What is being asked: Your task is to extract every entry that follows word for word while excluding the pictures.

>> BEGIN Exercise data

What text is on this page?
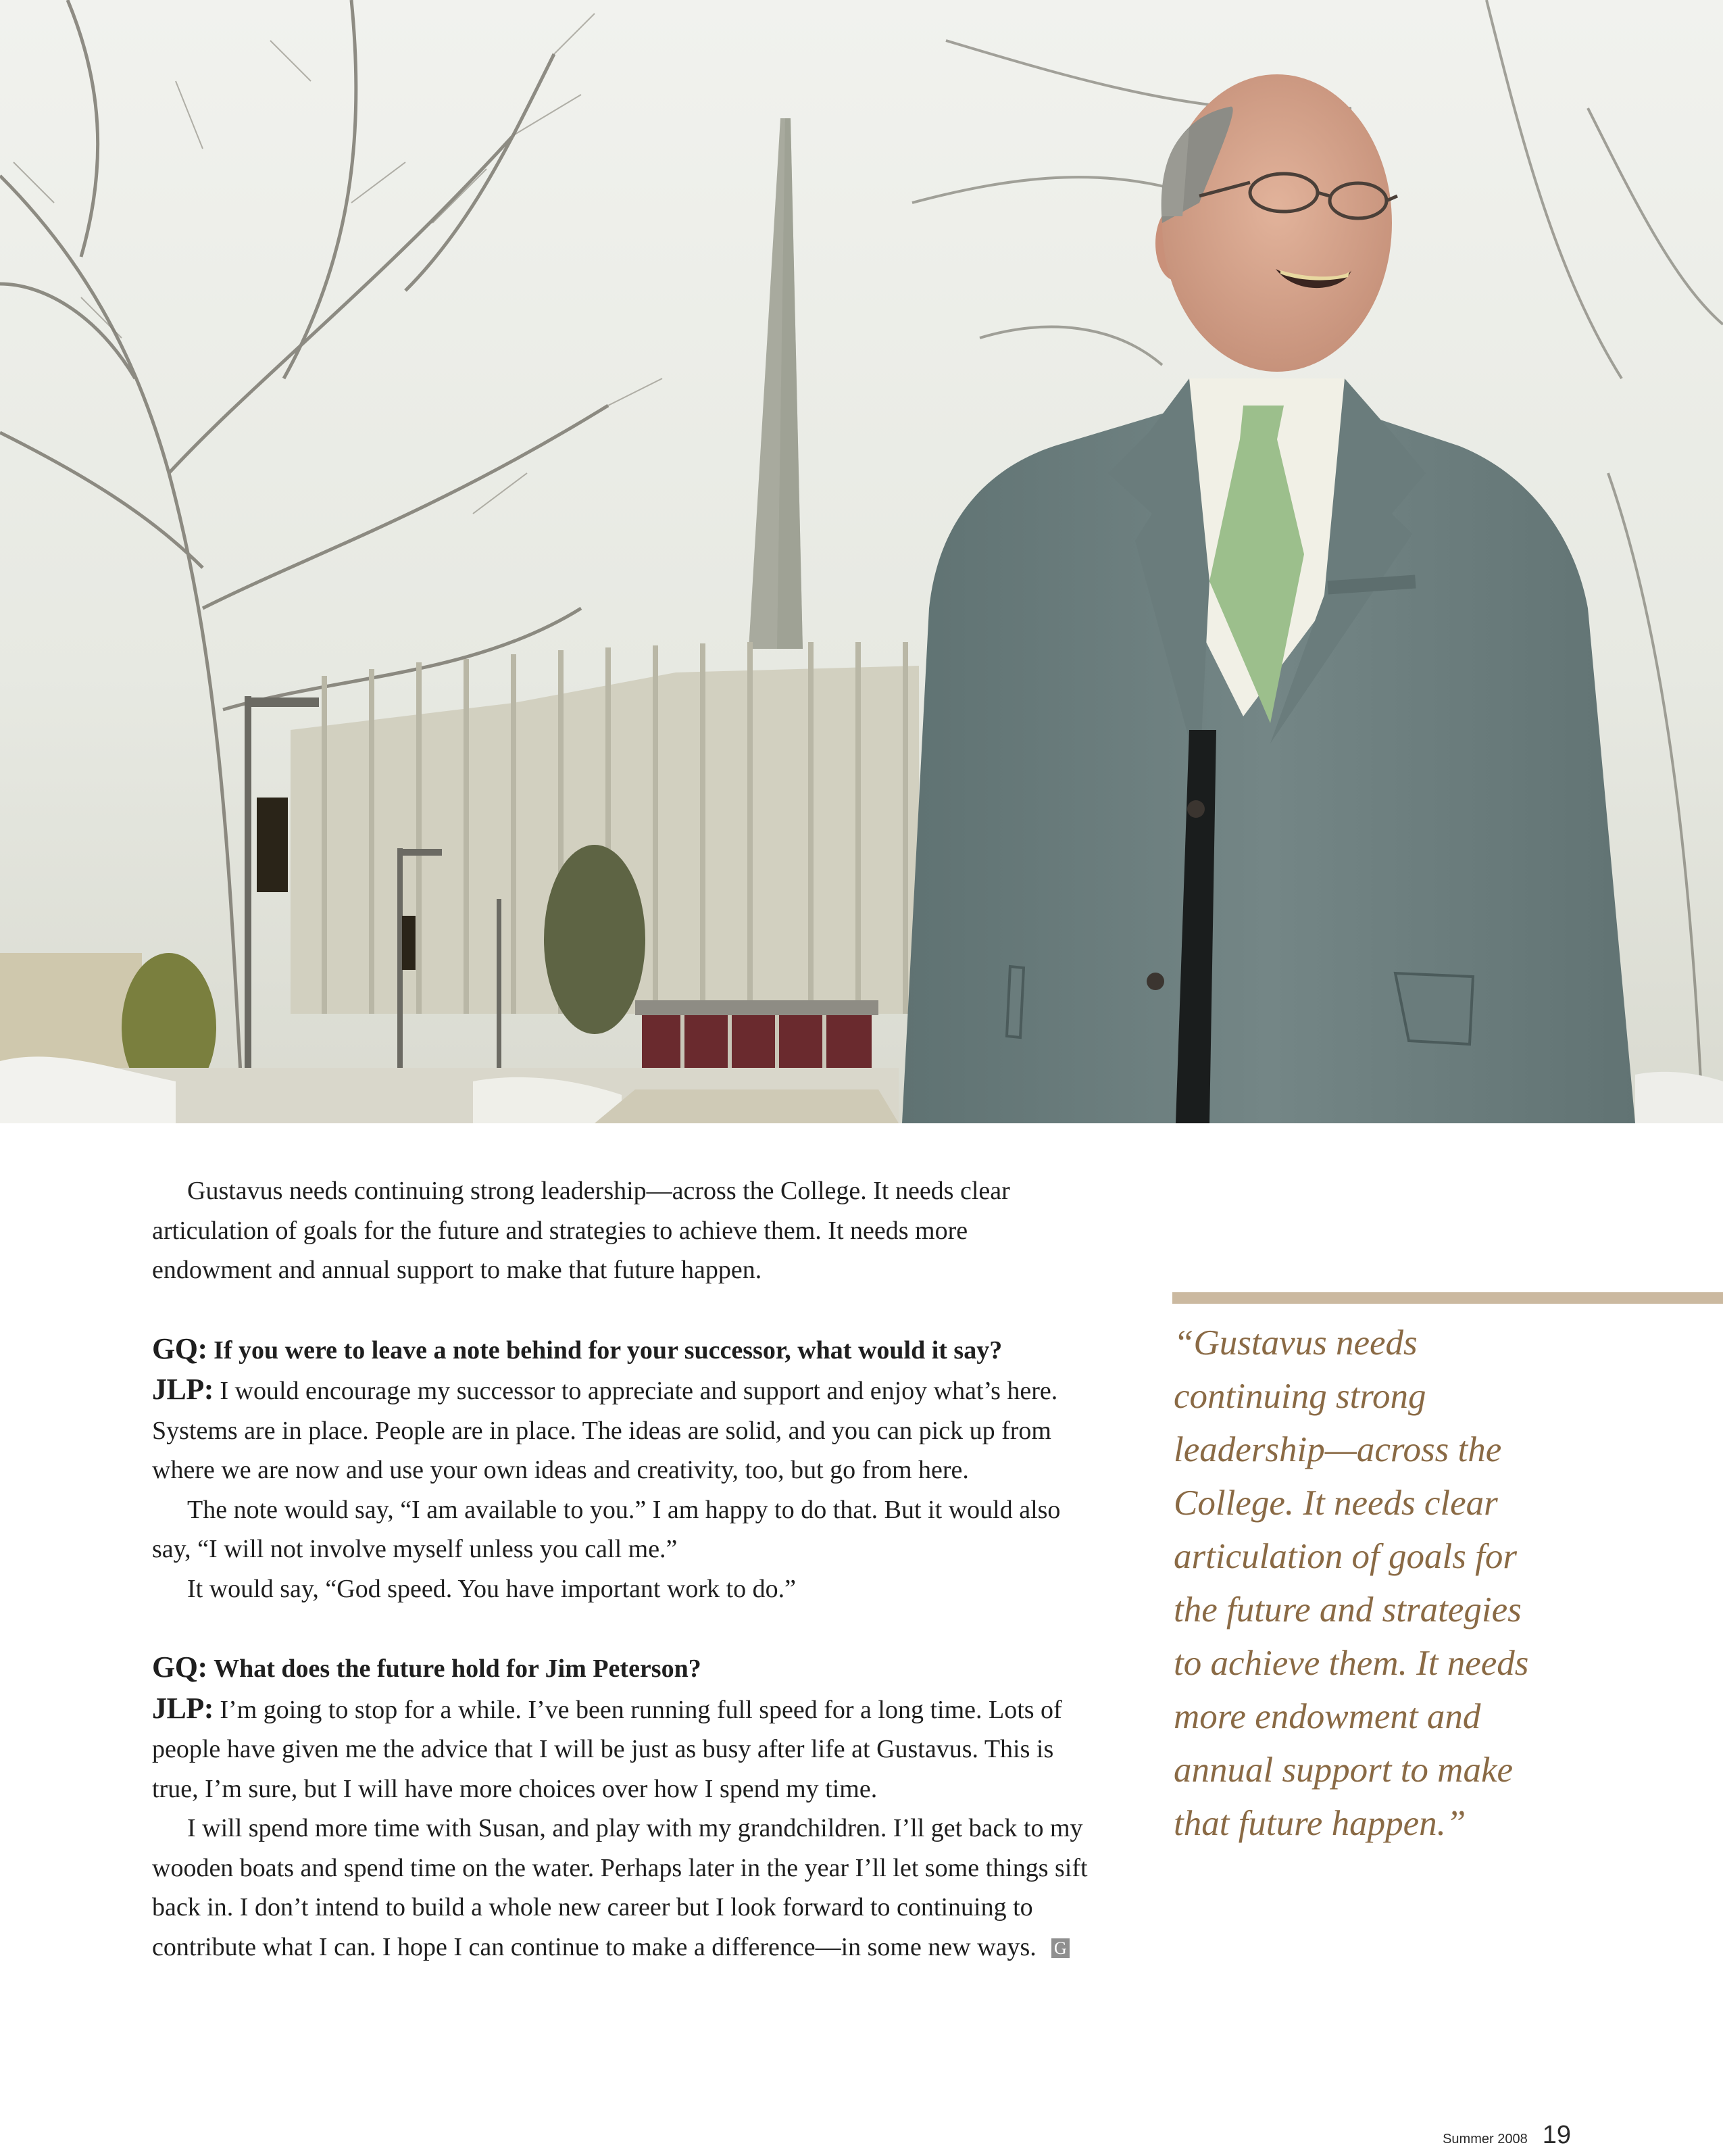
Gustavus needs continuing strong leadership—across the College. It needs clear articulation of goals for the future and strategies to achieve them. It needs more endowment and annual support to make that future happen.

GQ: If you were to leave a note behind for your successor, what would it say?

JLP: I would encourage my successor to appreciate and support and enjoy what’s here. Systems are in place. People are in place. The ideas are solid, and you can pick up from where we are now and use your own ideas and creativity, too, but go from here.

The note would say, “I am available to you.” I am happy to do that. But it would also say, “I will not involve myself unless you call me.”

It would say, “God speed. You have important work to do.”

GQ: What does the future hold for Jim Peterson?

JLP: I’m going to stop for a while. I’ve been running full speed for a long time. Lots of people have given me the advice that I will be just as busy after life at Gustavus. This is true, I’m sure, but I will have more choices over how I spend my time.

I will spend more time with Susan, and play with my grandchildren. I’ll get back to my wooden boats and spend time on the water. Perhaps later in the year I’ll let some things sift back in. I don’t intend to build a whole new career but I look forward to continuing to contribute what I can. I hope I can continue to make a difference—in some new ways. G

“Gustavus needs
continuing strong
leadership—across the
College. It needs clear
articulation of goals for
the future and strategies
to achieve them. It needs
more endowment and
annual support to make
that future happen.”
Summer 2008 19
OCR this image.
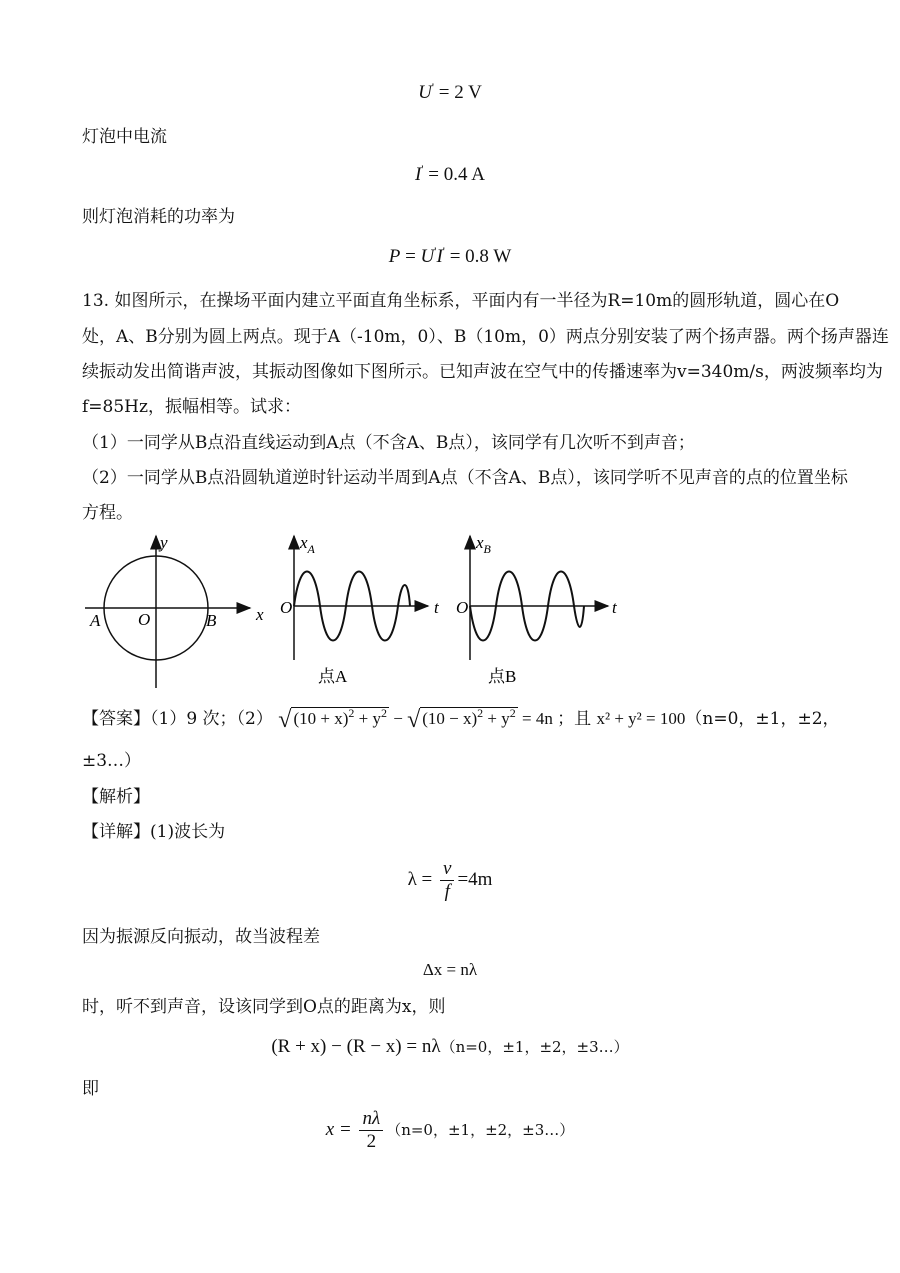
U' = 2 V
灯泡中电流
I' = 0.4 A
则灯泡消耗的功率为
P = U'I' = 0.8 W
13. 如图所示，在操场平面内建立平面直角坐标系，平面内有一半径为R=10m的圆形轨道，圆心在O
处，A、B分别为圆上两点。现于A（-10m，0）、B（10m，0）两点分别安装了两个扬声器。两个扬声器连
续振动发出简谐声波，其振动图像如下图所示。已知声波在空气中的传播速率为v=340m/s，两波频率均为
f=85Hz，振幅相等。试求：
（1）一同学从B点沿直线运动到A点（不含A、B点），该同学有几次听不到声音；
（2）一同学从B点沿圆轨道逆时针运动半周到A点（不含A、B点），该同学听不见声音的点的位置坐标
方程。
x
y
O
A	B
$x_A$
O	t
点A
$x_B$
O	t
点B
【答案】（1）9 次；（2） √ $(10 + x)^2 + y^2$ − √ $(10 - x)^2 + y^2 = 4n$ ；且 x² + y² = 100（n=0，±1，±2，
±3…）
【解析】
【详解】(1)波长为
$\lambda = \frac{v}{f} =4m$
因为振源反向振动，故当波程差
Δx = nλ
时，听不到声音，设该同学到O点的距离为x，则
(R + x) − (R − x) = nλ（n=0，±1，±2，±3…）
即
$x = \frac{n\lambda}{2} (n=0$，±1，±2，±3…）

>> END Exercise data

Output of the task:
What text is on this page?
Gustavus needs continuing strong leadership—across the College. It needs clear articulation of goals for the future and strategies to achieve them. It needs more endowment and annual support to make that future happen.

GQ: If you were to leave a note behind for your successor, what would it say?

JLP: I would encourage my successor to appreciate and support and enjoy what’s here. Systems are in place. People are in place. The ideas are solid, and you can pick up from where we are now and use your own ideas and creativity, too, but go from here.

The note would say, “I am available to you.” I am happy to do that. But it would also say, “I will not involve myself unless you call me.”

It would say, “God speed. You have important work to do.”

GQ: What does the future hold for Jim Peterson?

JLP: I’m going to stop for a while. I’ve been running full speed for a long time. Lots of people have given me the advice that I will be just as busy after life at Gustavus. This is true, I’m sure, but I will have more choices over how I spend my time.

I will spend more time with Susan, and play with my grandchildren. I’ll get back to my wooden boats and spend time on the water. Perhaps later in the year I’ll let some things sift back in. I don’t intend to build a whole new career but I look forward to continuing to contribute what I can. I hope I can continue to make a difference—in some new ways. G

“Gustavus needs
continuing strong
leadership—across the
College. It needs clear
articulation of goals for
the future and strategies
to achieve them. It needs
more endowment and
annual support to make
that future happen.”
Summer 2008 19
OCR this image.
U' = 2 V
灯泡中电流
I' = 0.4 A
则灯泡消耗的功率为
P = U'I' = 0.8 W
13. 如图所示，在操场平面内建立平面直角坐标系，平面内有一半径为R=10m的圆形轨道，圆心在O
处，A、B分别为圆上两点。现于A（-10m，0）、B（10m，0）两点分别安装了两个扬声器。两个扬声器连
续振动发出简谐声波，其振动图像如下图所示。已知声波在空气中的传播速率为v=340m/s，两波频率均为
f=85Hz，振幅相等。试求：
（1）一同学从B点沿直线运动到A点（不含A、B点），该同学有几次听不到声音；
（2）一同学从B点沿圆轨道逆时针运动半周到A点（不含A、B点），该同学听不见声音的点的位置坐标
方程。
x
y
O
A	B
$x_A$
O	t
点A
$x_B$
O	t
点B
【答案】（1）9 次；（2） √ $(10 + x)^2 + y^2$ − √ $(10 - x)^2 + y^2 = 4n$ ；且 x² + y² = 100（n=0，±1，±2，
±3…）
【解析】
【详解】(1)波长为
$\lambda = \frac{v}{f} =4m$
因为振源反向振动，故当波程差
Δx = nλ
时，听不到声音，设该同学到O点的距离为x，则
(R + x) − (R − x) = nλ（n=0，±1，±2，±3…）
即
$x = \frac{n\lambda}{2} (n=0$，±1，±2，±3…）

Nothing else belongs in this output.